**THE TASK:** Collect all lines from the listing that include the string "photo".

**RECORDS SHOWN:**

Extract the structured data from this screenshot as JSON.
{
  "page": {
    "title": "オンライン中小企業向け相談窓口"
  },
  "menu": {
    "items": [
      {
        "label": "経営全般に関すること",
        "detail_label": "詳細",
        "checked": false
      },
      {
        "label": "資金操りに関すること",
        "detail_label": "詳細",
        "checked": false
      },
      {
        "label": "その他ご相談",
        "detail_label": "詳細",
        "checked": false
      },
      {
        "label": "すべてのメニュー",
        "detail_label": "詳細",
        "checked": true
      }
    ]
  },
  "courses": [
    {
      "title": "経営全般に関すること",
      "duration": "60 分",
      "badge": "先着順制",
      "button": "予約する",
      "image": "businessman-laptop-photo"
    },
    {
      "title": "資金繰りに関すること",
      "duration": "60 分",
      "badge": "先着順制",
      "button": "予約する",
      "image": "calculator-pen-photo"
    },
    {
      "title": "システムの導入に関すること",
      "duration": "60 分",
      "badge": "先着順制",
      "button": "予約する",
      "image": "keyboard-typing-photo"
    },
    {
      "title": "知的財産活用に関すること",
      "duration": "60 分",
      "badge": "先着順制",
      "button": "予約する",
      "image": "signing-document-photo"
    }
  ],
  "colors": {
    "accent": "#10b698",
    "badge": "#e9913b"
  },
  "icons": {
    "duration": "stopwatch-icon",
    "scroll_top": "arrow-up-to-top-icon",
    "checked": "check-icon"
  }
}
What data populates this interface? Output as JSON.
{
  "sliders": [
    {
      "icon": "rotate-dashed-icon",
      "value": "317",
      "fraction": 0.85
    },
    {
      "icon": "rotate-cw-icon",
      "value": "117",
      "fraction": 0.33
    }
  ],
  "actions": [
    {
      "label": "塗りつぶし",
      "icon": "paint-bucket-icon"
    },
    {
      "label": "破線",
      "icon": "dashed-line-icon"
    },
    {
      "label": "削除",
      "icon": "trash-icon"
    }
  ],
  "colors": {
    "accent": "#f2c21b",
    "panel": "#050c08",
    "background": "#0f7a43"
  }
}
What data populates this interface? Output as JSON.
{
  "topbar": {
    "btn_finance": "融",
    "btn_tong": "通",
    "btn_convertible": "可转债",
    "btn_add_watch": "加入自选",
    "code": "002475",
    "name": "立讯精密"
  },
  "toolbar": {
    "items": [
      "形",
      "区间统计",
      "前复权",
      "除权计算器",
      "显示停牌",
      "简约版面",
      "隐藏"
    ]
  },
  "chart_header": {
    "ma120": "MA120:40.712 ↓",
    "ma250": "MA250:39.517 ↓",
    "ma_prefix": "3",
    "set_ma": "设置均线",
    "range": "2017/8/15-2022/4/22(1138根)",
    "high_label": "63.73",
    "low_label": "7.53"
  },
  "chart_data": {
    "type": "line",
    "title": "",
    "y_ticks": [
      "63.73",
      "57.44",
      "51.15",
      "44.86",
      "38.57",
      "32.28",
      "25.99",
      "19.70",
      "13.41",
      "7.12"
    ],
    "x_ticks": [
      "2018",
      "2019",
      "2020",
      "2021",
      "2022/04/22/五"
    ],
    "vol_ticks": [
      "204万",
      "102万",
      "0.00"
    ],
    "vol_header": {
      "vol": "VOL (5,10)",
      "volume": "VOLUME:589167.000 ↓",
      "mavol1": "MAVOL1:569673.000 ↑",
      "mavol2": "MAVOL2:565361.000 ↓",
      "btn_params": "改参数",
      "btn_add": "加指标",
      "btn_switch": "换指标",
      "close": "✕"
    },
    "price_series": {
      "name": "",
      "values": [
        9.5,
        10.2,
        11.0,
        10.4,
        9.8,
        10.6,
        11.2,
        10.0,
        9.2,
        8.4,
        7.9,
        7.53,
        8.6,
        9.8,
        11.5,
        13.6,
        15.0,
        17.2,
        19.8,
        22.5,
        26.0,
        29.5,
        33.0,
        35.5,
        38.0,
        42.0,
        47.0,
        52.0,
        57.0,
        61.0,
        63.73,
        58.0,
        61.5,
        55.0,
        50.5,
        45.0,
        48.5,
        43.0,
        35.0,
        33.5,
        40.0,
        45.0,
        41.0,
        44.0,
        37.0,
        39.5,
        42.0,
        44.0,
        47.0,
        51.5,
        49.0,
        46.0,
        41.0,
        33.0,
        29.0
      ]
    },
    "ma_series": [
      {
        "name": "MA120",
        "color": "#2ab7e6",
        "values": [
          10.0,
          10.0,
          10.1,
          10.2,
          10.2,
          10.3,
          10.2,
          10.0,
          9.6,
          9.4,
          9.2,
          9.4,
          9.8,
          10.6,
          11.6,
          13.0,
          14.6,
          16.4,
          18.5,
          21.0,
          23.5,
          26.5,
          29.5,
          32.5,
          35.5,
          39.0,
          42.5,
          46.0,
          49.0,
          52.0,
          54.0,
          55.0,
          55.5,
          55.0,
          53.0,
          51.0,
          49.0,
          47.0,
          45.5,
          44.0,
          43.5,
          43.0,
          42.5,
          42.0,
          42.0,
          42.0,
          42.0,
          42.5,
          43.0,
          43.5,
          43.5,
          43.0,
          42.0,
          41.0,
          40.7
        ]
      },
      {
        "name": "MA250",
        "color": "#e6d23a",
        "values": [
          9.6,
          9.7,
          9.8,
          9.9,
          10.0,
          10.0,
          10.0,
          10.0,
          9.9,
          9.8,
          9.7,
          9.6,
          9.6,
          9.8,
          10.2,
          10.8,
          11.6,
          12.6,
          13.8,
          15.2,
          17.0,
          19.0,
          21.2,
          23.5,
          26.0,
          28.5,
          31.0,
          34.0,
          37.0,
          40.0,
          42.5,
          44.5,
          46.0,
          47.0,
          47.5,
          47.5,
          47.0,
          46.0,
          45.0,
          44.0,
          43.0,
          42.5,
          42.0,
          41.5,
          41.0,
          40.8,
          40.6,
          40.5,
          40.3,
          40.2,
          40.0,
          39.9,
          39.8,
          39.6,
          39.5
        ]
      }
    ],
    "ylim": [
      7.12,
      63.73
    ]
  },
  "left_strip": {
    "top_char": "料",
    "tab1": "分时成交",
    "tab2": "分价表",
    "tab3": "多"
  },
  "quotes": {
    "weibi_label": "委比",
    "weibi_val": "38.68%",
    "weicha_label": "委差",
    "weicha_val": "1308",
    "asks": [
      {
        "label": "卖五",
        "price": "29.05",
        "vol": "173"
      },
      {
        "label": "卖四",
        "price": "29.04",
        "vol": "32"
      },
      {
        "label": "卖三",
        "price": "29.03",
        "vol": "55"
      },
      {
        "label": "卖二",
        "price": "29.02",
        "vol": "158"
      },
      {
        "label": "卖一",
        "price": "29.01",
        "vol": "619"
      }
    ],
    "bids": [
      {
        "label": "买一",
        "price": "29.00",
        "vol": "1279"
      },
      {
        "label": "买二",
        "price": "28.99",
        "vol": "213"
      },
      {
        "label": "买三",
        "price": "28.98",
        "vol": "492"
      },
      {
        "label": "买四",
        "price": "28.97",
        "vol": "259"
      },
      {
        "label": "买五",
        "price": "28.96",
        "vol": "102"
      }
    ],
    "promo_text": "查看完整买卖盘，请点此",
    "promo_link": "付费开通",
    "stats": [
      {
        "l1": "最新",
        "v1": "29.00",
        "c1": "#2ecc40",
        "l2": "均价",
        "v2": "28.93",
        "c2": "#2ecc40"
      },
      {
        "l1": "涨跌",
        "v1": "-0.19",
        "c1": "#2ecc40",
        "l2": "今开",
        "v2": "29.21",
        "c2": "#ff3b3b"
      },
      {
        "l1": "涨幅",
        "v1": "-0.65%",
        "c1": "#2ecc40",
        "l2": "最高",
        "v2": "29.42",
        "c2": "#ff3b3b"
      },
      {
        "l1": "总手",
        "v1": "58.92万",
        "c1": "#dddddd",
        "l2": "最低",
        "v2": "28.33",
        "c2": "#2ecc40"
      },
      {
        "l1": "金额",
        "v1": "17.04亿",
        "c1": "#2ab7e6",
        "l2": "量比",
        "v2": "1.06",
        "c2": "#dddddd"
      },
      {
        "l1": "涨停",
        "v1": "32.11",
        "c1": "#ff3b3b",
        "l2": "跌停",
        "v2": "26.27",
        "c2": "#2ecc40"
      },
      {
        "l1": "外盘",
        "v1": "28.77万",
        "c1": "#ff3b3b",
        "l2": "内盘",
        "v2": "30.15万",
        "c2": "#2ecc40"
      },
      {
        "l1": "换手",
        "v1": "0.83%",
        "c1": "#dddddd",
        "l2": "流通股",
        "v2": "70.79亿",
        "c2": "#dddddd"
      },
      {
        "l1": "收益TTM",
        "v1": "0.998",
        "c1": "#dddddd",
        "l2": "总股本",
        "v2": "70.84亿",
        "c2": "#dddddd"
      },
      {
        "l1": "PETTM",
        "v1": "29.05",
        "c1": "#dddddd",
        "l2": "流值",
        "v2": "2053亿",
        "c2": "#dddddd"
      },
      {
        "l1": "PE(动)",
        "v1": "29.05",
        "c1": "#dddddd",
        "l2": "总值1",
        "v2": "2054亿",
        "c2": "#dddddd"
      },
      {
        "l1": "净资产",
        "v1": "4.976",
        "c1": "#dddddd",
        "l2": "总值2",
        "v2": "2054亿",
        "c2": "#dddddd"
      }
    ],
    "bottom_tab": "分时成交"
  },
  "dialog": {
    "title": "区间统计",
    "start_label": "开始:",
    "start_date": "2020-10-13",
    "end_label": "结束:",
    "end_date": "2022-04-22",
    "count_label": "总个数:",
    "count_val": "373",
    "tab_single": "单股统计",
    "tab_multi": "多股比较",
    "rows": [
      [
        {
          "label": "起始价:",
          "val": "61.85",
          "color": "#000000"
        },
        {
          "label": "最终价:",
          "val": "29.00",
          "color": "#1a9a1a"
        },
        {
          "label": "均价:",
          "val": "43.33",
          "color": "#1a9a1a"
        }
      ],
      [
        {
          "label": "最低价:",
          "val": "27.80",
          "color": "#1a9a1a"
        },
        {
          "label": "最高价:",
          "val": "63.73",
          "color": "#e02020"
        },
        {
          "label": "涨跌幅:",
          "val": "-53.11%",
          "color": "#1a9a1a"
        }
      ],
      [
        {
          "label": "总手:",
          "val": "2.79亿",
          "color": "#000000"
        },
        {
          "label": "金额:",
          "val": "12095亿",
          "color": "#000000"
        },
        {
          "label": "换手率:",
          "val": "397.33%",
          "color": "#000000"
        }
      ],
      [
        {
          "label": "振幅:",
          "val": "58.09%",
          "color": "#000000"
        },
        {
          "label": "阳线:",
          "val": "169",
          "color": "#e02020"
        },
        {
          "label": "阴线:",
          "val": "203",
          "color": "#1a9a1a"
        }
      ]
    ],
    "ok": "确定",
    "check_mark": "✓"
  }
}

**FINAL RESULT:**
      "image": "businessman-laptop-photo"
      "image": "calculator-pen-photo"
      "image": "keyboard-typing-photo"
      "image": "signing-document-photo"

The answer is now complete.